═══ DATOS PROPORCIONADOS ═══
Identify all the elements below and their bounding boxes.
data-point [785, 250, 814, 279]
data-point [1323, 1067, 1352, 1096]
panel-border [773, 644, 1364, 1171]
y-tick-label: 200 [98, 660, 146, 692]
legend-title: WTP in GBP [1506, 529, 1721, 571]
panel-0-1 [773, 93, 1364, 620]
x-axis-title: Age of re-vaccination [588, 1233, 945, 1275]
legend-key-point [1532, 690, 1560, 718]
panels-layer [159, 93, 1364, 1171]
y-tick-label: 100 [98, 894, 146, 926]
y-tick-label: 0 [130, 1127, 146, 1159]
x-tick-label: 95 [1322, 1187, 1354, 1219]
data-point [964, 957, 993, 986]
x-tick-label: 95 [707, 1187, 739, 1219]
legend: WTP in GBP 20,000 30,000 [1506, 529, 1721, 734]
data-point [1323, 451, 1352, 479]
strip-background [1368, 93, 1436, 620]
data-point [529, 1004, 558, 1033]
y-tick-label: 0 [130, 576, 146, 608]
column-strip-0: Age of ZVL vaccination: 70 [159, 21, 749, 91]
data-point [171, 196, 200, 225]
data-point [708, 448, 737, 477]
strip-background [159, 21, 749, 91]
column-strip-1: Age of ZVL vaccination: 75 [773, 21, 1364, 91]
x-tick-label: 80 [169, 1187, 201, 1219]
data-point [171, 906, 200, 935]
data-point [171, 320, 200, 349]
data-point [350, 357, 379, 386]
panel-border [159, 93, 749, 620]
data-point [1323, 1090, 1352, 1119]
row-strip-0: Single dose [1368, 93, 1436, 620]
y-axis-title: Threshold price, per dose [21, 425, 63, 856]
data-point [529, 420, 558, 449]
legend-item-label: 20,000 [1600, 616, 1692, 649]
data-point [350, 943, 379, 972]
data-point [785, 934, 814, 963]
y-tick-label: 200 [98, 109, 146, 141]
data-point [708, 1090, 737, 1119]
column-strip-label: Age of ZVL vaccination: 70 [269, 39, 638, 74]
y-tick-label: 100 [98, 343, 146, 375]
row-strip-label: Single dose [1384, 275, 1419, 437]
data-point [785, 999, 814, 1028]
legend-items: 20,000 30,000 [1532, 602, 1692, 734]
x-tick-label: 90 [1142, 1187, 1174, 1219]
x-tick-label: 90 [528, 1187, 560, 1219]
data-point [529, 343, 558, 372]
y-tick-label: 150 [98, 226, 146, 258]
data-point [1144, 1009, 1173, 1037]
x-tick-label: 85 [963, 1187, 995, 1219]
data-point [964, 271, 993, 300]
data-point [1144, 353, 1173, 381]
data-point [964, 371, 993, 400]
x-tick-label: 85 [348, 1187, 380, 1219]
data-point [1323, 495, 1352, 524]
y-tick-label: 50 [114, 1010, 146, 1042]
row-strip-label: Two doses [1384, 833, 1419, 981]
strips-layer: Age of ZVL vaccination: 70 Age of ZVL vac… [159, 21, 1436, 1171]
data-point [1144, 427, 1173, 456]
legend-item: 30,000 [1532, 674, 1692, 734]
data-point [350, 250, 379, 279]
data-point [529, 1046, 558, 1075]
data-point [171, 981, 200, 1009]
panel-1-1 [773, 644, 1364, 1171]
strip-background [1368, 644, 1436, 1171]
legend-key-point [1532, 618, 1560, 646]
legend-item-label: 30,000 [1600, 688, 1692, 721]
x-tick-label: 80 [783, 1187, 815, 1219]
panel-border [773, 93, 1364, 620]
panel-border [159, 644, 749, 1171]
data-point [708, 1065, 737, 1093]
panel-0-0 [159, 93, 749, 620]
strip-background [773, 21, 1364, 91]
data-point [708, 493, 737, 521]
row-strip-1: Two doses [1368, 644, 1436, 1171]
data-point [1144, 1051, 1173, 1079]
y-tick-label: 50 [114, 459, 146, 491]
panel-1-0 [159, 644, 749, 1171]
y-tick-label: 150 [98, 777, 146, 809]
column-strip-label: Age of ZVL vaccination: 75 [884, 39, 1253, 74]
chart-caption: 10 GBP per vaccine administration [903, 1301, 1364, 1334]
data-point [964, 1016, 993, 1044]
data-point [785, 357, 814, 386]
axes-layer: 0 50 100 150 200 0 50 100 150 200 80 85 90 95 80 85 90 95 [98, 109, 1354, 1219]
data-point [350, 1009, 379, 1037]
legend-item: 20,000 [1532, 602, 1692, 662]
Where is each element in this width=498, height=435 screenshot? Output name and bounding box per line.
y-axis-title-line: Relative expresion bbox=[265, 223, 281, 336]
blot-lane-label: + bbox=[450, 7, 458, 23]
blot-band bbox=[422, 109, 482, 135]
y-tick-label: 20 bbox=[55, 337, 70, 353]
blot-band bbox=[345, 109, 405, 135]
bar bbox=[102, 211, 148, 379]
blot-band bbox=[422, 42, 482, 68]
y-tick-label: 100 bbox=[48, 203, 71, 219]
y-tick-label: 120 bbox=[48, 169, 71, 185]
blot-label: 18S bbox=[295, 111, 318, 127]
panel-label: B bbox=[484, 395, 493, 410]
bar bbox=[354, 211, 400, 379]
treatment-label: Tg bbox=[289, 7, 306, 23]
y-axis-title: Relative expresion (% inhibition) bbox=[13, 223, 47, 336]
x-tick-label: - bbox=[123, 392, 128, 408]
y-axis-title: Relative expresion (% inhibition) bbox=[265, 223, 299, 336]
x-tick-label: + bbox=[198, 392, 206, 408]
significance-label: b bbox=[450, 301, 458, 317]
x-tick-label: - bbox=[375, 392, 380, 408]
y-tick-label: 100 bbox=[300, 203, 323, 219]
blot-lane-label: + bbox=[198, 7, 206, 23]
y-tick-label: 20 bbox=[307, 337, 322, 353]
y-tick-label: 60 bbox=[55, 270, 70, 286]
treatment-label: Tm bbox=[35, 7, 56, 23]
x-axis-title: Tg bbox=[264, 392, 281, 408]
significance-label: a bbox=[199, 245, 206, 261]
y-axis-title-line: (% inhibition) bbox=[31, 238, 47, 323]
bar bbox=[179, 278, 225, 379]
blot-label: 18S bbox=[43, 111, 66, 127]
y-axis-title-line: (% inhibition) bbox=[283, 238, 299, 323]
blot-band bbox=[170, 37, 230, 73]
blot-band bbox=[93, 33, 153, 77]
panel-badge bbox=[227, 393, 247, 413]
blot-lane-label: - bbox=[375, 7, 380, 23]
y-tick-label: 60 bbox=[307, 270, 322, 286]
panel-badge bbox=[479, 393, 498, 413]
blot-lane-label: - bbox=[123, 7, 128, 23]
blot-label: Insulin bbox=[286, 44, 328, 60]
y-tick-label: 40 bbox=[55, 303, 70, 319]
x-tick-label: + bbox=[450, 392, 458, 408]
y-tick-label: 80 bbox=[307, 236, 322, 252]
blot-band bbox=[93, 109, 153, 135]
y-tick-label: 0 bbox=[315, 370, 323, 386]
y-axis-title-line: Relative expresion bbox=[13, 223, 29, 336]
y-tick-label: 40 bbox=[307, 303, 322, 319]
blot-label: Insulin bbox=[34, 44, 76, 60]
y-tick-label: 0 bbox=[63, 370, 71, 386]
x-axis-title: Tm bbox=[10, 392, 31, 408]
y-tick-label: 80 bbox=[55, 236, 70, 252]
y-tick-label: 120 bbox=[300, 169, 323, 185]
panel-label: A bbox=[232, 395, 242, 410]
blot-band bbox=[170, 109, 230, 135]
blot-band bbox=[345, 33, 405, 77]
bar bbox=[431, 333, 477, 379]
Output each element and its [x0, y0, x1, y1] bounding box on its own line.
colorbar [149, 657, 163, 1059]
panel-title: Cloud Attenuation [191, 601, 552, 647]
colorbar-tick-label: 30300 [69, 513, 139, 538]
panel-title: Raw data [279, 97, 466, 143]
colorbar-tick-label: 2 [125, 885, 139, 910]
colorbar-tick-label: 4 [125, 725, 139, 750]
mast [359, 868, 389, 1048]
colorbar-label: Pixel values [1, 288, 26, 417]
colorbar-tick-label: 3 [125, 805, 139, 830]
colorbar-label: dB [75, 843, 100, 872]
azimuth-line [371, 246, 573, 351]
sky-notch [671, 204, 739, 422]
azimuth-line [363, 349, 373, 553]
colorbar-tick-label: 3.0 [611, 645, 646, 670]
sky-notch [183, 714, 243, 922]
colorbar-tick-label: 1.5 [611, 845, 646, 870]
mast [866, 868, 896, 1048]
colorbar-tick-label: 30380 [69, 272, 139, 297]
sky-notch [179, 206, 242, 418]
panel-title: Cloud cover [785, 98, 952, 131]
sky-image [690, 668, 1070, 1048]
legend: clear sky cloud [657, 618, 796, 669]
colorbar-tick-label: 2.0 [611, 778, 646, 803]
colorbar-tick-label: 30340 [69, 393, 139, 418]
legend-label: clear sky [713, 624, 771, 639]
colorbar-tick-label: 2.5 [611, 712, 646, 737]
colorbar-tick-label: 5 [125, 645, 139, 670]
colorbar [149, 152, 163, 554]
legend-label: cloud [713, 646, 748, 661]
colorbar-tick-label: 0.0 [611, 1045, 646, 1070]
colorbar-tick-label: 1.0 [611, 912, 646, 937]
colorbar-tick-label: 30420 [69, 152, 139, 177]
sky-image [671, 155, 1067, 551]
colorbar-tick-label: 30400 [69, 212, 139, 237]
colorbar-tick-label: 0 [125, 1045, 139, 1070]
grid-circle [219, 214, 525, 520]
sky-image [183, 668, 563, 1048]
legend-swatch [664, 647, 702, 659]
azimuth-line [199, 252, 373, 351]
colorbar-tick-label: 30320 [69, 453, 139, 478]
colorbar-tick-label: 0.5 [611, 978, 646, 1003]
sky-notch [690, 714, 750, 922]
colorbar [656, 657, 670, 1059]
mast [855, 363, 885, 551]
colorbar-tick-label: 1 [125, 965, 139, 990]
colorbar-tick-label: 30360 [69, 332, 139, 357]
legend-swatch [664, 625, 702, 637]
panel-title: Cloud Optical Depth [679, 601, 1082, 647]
═══
• [QUÉ SE PIDE]
Reproduce sin cambios las líneas del listado que van desde su inicio hasta la línea que contiene "legend: WTP in", incluida esta última.

• [RESPUESTA]
Identify all the elements below and their bounding boxes.
data-point [785, 250, 814, 279]
data-point [1323, 1067, 1352, 1096]
panel-border [773, 644, 1364, 1171]
y-tick-label: 200 [98, 660, 146, 692]
legend-title: WTP in GBP [1506, 529, 1721, 571]
panel-0-1 [773, 93, 1364, 620]
x-axis-title: Age of re-vaccination [588, 1233, 945, 1275]
legend-key-point [1532, 690, 1560, 718]
panels-layer [159, 93, 1364, 1171]
y-tick-label: 100 [98, 894, 146, 926]
y-tick-label: 0 [130, 1127, 146, 1159]
x-tick-label: 95 [1322, 1187, 1354, 1219]
data-point [964, 957, 993, 986]
x-tick-label: 95 [707, 1187, 739, 1219]
legend: WTP in GBP 20,000 30,000 [1506, 529, 1721, 734]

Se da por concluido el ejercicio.